(Directive A):
Answer these questions using the ETH_MAC discussion below, labeling each answer with the matching numeral.
(i) Which function does markpizz say does not actually exist?
(ii) According to bscottm, what type is ETH_MAC * equivalent to?
(iii) Which two functions are named as replacements for every MAC address memcpy and memcmp?
(Directive B): Quote the ETH_MAC discussion word for word, from "ETH_MAC * is" to "to 'void *'.".
(Directive C): Extend the ETH_MAC discussion beyond the point where it stops.

## BEGIN Text section

You claim that there were places that "you'd have been surprised how many places code was memcpy-ing using the first 4 or 8 bytes of ". Given the 100's of lines of code affected in your proposed "fix", you don't specifically identify any of these 4 or 8 byte error cases.

Looking through ALL of your changes, I can't find any memcpy (or memcmp) that you "fixed" with your massive changes that actually did what you claim (4 or 8 byte).

@markpizz
Copy link
Contributor

markpizz commented Mar 5, 2025

You claim: "This fix solves at least one Heisenbug in _eth_close() while free()-ing write request buffers (and possibly other Heisenbugs.)", but there isn't actually a function named _eth_close(). There is a function named _eth_close_port() which makes no reference to ETH_MAC objects. Similarly there is a function named eth_close() which also makes no reference to any ETH_MAC objects.

@bscottm
Copy link
Contributor Author

bscottm commented Mar 5, 2025

Looking through ALL of your changes, I can't find any memcpy (or memcmp) that you "fixed" with your massive changes that actually did what you claim (4 or 8 byte).

ETH_MAC * is equivalent to unsigned char **, so if you have code that looks like the example I wrote above, there's a subtle bug when ETH_MAC and ETH_MAC * are both coerced to void * in a memcpy. Might not be obvious to you at first glance, but really obvious when replaced with a type enforcing inline.

Just to make it really plain, I'll further annotate the example:

void network_func(DEVICE *dev, ETH_MAC *mac)
{
  ETH_MAC other_mac;

  /* ...code... */

  /* memcpy() bug: other_mac's type is equivalent to 'unsigned char *' (pointer to the first
   * array element), mac's type is equivalent to 'unsigned char **' (pointer to the array, or a pointer to
   * a pointer to  the array's first element), both of which are coerced to 'void *'.
   */
  memcpy(other_mac, mac, sizeof(ETH_MAC));

  /* or worse: */
  memcpy(mac, other_mac, sizeof(ETH_MAC));
}

In other words, ETH_MAC * and ETH_MAC are distinct and different types.

@bscottm
Copy link
Contributor Author

bscottm commented Mar 5, 2025

The reason for replacing all of the memcpy and memcmp calls involving an ETH_MAC is consistency -- instead of examining every single memcpy or memcmp to catch the &mac2 case below, it's just easier to replace every MAC address memcpy and memcmp with eth_copy_mac and eth_mac_cmp to catch all cases.

Example program where the extra indirection is an error (i.e., MAC address comes from a uint8_t array, aka a packet):

#include <stdio.h>
#include <stdint.h>
#include <stdlib.h>

typedef uint8_t ETH_MAC[6];

void foo(const char *label, ETH_MAC *mac)
{
    printf("%-12s: mac = %0.16p [*mac = %0.16p, **mac = %02x]\n", label, mac, *mac, **mac);
}

int main(void)

## END Text section
## BEGIN Material provided

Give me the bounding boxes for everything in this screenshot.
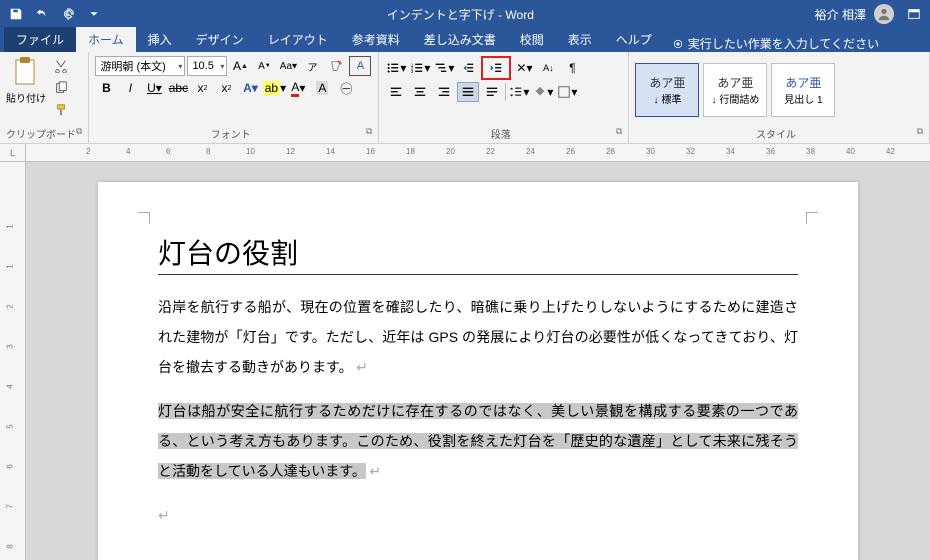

## END Material provided
## BEGIN Material provided

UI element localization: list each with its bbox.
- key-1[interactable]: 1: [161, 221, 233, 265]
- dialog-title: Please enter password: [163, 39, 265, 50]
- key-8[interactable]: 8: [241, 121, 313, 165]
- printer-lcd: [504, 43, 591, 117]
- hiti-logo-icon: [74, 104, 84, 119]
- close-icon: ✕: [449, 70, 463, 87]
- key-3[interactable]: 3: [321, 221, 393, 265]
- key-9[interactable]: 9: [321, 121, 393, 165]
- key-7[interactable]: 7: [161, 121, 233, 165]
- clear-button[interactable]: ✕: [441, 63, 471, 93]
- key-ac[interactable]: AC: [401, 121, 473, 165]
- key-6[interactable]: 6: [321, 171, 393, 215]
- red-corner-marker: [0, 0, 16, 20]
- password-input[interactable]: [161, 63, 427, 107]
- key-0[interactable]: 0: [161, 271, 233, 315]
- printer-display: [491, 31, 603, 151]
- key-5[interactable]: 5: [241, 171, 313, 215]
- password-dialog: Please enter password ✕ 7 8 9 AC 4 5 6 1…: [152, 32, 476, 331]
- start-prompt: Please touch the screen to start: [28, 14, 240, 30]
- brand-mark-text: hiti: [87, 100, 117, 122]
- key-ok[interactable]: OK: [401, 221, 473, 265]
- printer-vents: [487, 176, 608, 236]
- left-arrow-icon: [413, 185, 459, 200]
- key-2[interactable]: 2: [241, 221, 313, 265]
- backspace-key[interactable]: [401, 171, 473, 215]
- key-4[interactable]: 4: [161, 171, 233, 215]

## END Material provided

(Reply A):
(i) _eth_close()
(ii) unsigned char **
(iii) eth_copy_mac and eth_mac_cmp

(Reply B):
ETH_MAC * is equivalent to unsigned char **, so if you have code that looks like the example I wrote above, there's a subtle bug when ETH_MAC and ETH_MAC * are both coerced to void * in a memcpy. Might not be obvious to you at first glance, but really obvious when replaced with a type enforcing inline.

Just to make it really plain, I'll further annotate the example:

void network_func(DEVICE *dev, ETH_MAC *mac)
{
  ETH_MAC other_mac;

  /* ...code... */

  /* memcpy() bug: other_mac's type is equivalent to 'unsigned char *' (pointer to the first
   * array element), mac's type is equivalent to 'unsigned char **' (pointer to the array, or a pointer to
   * a pointer to  the array's first element), both of which are coerced to 'void *'.

(Reply C):
{
    ETH_MAC mac = { 0x01, 0x23, 0x45, 0x67, 0x89, 0xab };

    puts("mac and &mac arrays:");
    foo("mac", (ETH_MAC *) mac);
    foo("&mac", &mac);

    uint8_t *mac2 = malloc(64 * sizeof(uint8_t));
    for (size_t i = 0; i < 63; ++i)
      mac2[i] = (uint8_t) (i + 127);

    puts("\nuint8_t masquerading as ETH_MAC *:");
    foo("mac2", (ETH_MAC *) mac2);
    foo("&mac2", (ETH_MAC *) &mac2);

    return 0;
}

Output:

mac and &mac arrays:
mac         : mac = 0x0000007fd02bc5a0 [*mac = 0x0000007fd02bc5a0, **mac = 01]
&mac        : mac = 0x0000007fd02bc5a0 [*mac = 0x0000007fd02bc5a0, **mac = 01]

uint8_t masquerading as ETH_MAC *:
mac2        : mac = 0x00000055afebb6b0 [*mac = 0x00000055afebb6b0, **mac = 7f]
&mac2       : mac = 0x0000007fd02bc598 [*mac = 0x0000007fd02bc598, **mac = b0]

@bscottm
Copy link
Contributor Author

bscottm commented Mar 5, 2025

Remove the extra ETH_MAC indirection, and you get:

#include <stdio.h>
#include <stdint.h>
#include <stdlib.h>

typedef uint8_t ETH_MAC[6];

void foo(const char *label, ETH_MAC mac)
{
    printf("%-12s: mac = %0.16p [*mac = %02x]\n", label, mac, *mac);
}

int main(void)
{
    ETH_MAC mac = { 0x01, 0x23, 0x45, 0x67, 0x89, 0xab };

    puts("mac array:");
    foo("mac", mac);

    uint8_t *mac2 = malloc(64 * sizeof(uint8_t));
    for (size_t i = 0; i < 63; ++i)
      mac2[i] = (uint8_t) (i + 127);

    puts("\nuint8_t masquerading as ETH_MAC:");
    foo("mac2", mac2);

    return 0;
}

Output:

mac array:
mac         : mac = 0x0000007ff2cfa7d8 [*mac = 01]

uint8_t masquerading as ETH_MAC:
mac2        : mac = 0x000000558320f6b0 [*mac = 7f]

You get a consistent result for the case when the ETH_MAC is actually an underlying packet.

@bscottm
Copy link
Contributor Author

bscottm commented Mar 6, 2025

You claim: "This fix solves at least one Heisenbug in _eth_close() while free()-ing write request buffers (and possibly other Heisenbugs.)", but there isn't actually a function named _eth_close(). There is a function named _eth_close_port() which makes no reference to ETH_MAC objects. Similarly there is a function named eth_close() which also makes no reference to any ETH_MAC objects.

Oh. Gee. I had a typo. BFD.

@bscottm
Copy link
Contributor Author

bscottm commented Mar 6, 2025

You claim: "This fix solves at least one Heisenbug in _eth_close() while free()-ing write request buffers (and possibly other Heisenbugs.)", but there isn't actually a function named _eth_close(). There is a function named _eth_close_port() which makes no reference to ETH_MAC objects. Similarly there is a function named eth_close() which also makes no reference to any ETH_MAC objects.

@markpizz There is an eth_close() function -- ok, so I typo-ed the name with an extra underscore. The Heisenbug pops up at line 2686 while free()-ing the write_requests list (MS's heap validator detects corruption on the pdp10-kl simulator, primarily, since that's what I'm testing and working with at the moment.) Going through all of the ETH_MAC memcpy()-s to track that down would have been very time consuming and error prone.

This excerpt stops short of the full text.